begin Stored data
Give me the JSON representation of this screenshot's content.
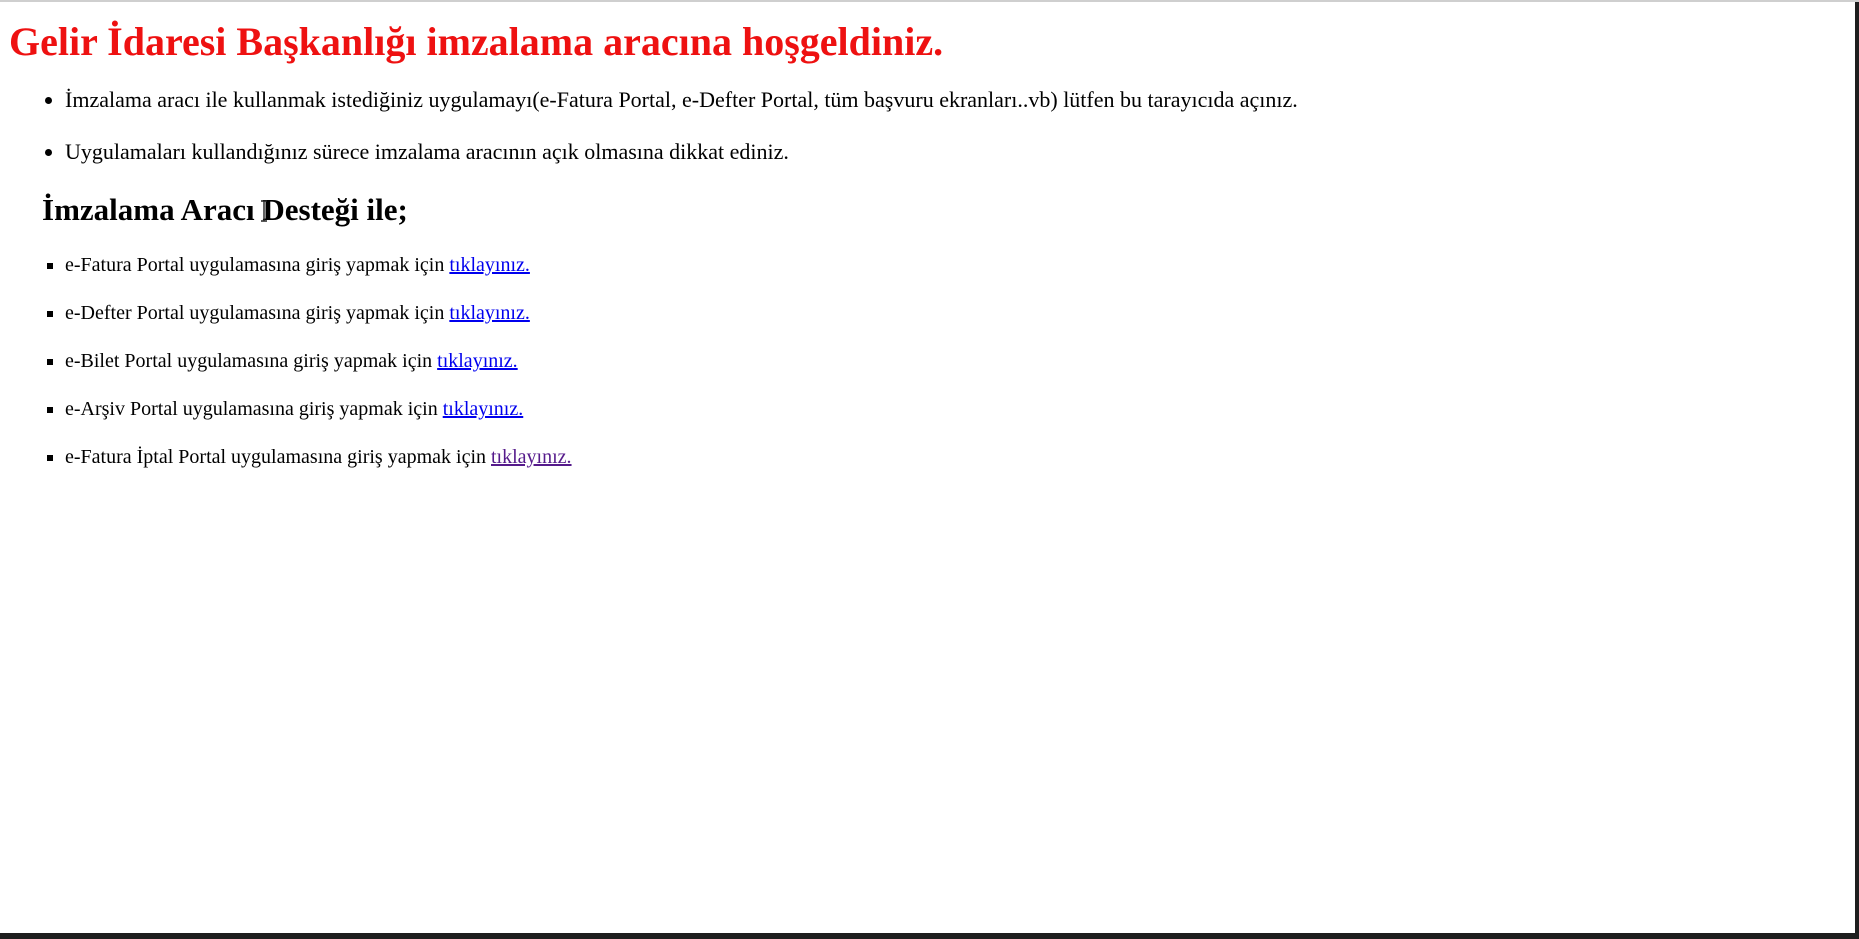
{
  "page": {
    "title": "Gelir İdaresi Başkanlığı imzalama aracına hoşgeldiniz.",
    "title_color": "#ee1111",
    "info_items": [
      "İmzalama aracı ile kullanmak istediğiniz uygulamayı(e-Fatura Portal, e-Defter Portal, tüm başvuru ekranları..vb) lütfen bu tarayıcıda açınız.",
      "Uygulamaları kullandığınız sürece imzalama aracının açık olmasına dikkat ediniz."
    ],
    "subtitle": "İmzalama Aracı Desteği ile;",
    "link_color": "#0000ee",
    "visited_link_color": "#551a8b",
    "link_items": [
      {
        "text": "e-Fatura Portal uygulamasına giriş yapmak için ",
        "link": "tıklayınız."
      },
      {
        "text": "e-Defter Portal uygulamasına giriş yapmak için ",
        "link": "tıklayınız."
      },
      {
        "text": "e-Bilet Portal uygulamasına giriş yapmak için ",
        "link": "tıklayınız."
      },
      {
        "text": "e-Arşiv Portal uygulamasına giriş yapmak için ",
        "link": "tıklayınız."
      },
      {
        "text": "e-Fatura İptal Portal uygulamasına giriş yapmak için ",
        "link": "tıklayınız."
      }
    ],
    "cursor_icon": "text-cursor-icon"
  }
}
end Stored data
Transcribe every record above exactly, leaving out the pictures.

Give me the JSON representation of this screenshot's content.
{
  "page": {
    "title": "Gelir İdaresi Başkanlığı imzalama aracına hoşgeldiniz.",
    "title_color": "#ee1111",
    "info_items": [
      "İmzalama aracı ile kullanmak istediğiniz uygulamayı(e-Fatura Portal, e-Defter Portal, tüm başvuru ekranları..vb) lütfen bu tarayıcıda açınız.",
      "Uygulamaları kullandığınız sürece imzalama aracının açık olmasına dikkat ediniz."
    ],
    "subtitle": "İmzalama Aracı Desteği ile;",
    "link_color": "#0000ee",
    "visited_link_color": "#551a8b",
    "link_items": [
      {
        "text": "e-Fatura Portal uygulamasına giriş yapmak için ",
        "link": "tıklayınız."
      },
      {
        "text": "e-Defter Portal uygulamasına giriş yapmak için ",
        "link": "tıklayınız."
      },
      {
        "text": "e-Bilet Portal uygulamasına giriş yapmak için ",
        "link": "tıklayınız."
      },
      {
        "text": "e-Arşiv Portal uygulamasına giriş yapmak için ",
        "link": "tıklayınız."
      },
      {
        "text": "e-Fatura İptal Portal uygulamasına giriş yapmak için ",
        "link": "tıklayınız."
      }
    ],
    "cursor_icon": "text-cursor-icon"
  }
}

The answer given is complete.